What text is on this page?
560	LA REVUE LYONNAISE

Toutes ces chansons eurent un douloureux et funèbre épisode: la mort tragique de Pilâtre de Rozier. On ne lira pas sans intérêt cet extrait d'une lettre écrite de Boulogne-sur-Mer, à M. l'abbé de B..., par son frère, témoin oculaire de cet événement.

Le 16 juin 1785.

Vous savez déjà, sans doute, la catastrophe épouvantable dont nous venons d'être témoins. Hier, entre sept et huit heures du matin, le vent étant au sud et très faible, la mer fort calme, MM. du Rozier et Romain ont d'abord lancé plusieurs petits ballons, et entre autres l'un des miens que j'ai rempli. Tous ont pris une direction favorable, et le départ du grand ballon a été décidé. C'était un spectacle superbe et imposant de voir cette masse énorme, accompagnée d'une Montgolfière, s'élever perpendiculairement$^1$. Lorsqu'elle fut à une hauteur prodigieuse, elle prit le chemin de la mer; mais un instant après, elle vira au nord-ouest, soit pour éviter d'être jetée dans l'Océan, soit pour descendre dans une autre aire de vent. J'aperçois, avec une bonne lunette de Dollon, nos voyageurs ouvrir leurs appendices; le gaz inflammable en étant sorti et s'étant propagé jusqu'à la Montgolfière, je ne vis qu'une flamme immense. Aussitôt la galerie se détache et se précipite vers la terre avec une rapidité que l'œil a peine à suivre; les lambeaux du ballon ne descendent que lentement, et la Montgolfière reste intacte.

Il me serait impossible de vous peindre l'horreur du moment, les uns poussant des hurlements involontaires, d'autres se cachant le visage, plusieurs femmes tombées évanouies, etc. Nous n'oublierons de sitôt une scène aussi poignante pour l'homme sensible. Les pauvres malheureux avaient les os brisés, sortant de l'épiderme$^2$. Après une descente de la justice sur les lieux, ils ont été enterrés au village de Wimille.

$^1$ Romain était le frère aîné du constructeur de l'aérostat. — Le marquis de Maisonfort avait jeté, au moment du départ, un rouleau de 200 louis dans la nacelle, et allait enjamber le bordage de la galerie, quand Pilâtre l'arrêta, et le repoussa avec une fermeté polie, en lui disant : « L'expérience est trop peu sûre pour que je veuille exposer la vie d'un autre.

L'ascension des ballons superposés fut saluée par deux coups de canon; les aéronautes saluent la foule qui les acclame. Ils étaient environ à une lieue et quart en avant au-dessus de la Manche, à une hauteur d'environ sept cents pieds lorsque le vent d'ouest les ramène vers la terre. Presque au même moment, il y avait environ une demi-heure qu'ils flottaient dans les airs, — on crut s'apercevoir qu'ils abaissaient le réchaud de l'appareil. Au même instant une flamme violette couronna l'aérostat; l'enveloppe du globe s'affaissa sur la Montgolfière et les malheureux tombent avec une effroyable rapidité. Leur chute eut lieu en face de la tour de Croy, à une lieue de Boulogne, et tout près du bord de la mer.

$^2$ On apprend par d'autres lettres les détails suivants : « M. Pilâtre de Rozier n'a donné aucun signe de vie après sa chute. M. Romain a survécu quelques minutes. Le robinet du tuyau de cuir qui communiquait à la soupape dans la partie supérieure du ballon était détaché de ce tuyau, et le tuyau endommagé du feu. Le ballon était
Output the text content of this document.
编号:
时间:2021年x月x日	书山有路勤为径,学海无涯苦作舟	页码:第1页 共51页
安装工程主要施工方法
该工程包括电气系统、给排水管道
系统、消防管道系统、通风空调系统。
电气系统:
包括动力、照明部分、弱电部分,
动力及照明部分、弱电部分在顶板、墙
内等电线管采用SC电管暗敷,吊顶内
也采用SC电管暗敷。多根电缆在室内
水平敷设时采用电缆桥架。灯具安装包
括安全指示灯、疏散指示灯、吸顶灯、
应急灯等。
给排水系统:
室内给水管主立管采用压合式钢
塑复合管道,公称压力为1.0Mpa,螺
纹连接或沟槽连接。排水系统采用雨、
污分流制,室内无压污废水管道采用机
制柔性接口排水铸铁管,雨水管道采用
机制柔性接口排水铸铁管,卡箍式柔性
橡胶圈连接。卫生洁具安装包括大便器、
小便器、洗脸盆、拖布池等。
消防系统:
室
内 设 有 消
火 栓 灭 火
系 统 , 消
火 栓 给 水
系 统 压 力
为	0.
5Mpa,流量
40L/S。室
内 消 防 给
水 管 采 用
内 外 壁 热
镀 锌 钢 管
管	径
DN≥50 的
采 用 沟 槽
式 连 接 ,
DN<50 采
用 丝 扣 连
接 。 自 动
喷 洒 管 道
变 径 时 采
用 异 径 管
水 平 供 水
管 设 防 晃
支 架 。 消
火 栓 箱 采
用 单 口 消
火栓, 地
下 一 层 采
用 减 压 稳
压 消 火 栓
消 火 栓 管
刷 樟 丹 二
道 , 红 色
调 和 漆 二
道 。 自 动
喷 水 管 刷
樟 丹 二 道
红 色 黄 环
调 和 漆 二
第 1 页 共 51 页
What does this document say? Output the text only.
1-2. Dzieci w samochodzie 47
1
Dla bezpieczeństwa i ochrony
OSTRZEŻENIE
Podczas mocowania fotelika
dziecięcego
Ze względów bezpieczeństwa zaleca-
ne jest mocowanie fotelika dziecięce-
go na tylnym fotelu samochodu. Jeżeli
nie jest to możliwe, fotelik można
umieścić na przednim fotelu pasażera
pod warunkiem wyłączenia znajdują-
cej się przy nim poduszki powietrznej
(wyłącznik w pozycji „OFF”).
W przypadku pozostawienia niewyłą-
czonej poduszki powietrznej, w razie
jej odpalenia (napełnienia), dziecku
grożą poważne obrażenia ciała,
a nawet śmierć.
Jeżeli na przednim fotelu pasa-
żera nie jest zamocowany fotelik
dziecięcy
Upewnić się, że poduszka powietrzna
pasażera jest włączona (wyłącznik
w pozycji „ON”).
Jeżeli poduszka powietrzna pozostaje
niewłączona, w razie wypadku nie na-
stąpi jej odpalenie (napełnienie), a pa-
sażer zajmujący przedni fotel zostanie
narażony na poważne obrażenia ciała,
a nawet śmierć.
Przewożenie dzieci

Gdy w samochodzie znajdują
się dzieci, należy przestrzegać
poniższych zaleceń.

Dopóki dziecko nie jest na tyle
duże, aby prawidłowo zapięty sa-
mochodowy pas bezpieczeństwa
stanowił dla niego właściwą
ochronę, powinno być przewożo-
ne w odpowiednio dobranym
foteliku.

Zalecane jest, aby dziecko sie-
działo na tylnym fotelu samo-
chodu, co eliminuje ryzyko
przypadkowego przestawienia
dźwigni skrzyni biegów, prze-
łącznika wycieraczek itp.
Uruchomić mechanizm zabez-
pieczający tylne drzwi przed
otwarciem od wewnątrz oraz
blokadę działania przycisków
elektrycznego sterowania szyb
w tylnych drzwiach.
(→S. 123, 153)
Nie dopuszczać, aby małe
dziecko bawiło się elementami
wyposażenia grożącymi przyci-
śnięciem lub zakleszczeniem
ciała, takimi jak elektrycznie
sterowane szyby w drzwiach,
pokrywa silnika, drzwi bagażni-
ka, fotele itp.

################

In the entries above, how many lines hold the word "avec"? State the number and nothing else.

3